→ Extracted records:
━━━━━━━━━━━━━━━━━━━━━━━━━━━━━━
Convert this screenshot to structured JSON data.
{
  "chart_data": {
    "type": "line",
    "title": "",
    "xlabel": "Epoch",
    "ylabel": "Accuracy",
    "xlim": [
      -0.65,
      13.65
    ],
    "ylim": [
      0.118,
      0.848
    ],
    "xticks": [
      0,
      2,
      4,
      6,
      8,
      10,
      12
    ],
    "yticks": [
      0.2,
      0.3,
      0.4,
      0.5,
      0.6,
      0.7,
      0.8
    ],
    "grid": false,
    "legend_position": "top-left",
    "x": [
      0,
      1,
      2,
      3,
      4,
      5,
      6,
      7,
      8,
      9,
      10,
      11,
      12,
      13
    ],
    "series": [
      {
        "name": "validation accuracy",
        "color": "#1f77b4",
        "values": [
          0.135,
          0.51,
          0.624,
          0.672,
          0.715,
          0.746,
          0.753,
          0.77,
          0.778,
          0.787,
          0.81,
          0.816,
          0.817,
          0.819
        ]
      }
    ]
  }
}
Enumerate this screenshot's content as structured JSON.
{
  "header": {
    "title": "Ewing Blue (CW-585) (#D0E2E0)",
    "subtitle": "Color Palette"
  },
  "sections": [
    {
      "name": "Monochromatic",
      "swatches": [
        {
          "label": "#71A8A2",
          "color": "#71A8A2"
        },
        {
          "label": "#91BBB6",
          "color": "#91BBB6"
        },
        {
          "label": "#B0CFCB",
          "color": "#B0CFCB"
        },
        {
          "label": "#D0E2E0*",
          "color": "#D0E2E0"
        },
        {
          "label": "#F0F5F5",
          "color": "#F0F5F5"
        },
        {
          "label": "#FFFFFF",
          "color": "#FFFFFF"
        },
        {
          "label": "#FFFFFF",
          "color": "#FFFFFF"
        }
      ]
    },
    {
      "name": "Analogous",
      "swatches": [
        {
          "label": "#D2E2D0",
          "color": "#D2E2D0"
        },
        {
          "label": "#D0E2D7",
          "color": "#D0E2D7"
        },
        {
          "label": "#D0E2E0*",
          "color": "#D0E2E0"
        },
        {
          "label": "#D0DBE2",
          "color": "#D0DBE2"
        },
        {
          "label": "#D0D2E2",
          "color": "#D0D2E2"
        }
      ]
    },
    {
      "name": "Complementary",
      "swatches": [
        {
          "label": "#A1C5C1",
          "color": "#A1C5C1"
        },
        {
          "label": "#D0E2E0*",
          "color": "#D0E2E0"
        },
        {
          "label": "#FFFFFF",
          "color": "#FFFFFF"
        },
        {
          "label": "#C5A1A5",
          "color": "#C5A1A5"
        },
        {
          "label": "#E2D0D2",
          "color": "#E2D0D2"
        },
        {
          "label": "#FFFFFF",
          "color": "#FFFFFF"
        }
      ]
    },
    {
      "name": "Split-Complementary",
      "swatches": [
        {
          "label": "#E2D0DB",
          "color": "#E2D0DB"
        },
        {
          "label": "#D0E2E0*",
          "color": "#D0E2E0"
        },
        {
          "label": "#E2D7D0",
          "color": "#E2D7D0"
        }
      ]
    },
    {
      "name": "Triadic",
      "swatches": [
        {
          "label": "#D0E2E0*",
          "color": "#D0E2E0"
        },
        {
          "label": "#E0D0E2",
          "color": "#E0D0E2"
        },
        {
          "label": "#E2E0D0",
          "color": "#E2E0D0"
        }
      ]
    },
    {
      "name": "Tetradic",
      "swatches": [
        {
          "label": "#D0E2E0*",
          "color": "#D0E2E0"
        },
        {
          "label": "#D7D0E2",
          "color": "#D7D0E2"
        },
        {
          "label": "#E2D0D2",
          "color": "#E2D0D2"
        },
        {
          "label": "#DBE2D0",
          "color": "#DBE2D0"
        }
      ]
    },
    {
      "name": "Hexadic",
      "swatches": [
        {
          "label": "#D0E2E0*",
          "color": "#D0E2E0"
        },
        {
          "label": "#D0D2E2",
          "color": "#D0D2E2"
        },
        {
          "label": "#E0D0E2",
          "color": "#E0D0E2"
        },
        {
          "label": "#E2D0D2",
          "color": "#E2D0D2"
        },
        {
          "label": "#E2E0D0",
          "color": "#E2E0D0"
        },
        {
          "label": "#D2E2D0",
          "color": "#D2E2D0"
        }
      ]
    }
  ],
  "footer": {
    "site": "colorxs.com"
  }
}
━━━━━━━━━━━━━━━━━━━━━━━━━━━━━━
→ What needs to be done:
Looking at the records above, report how many lines contain the word "this". Answer with the number only.

→ Response below:
2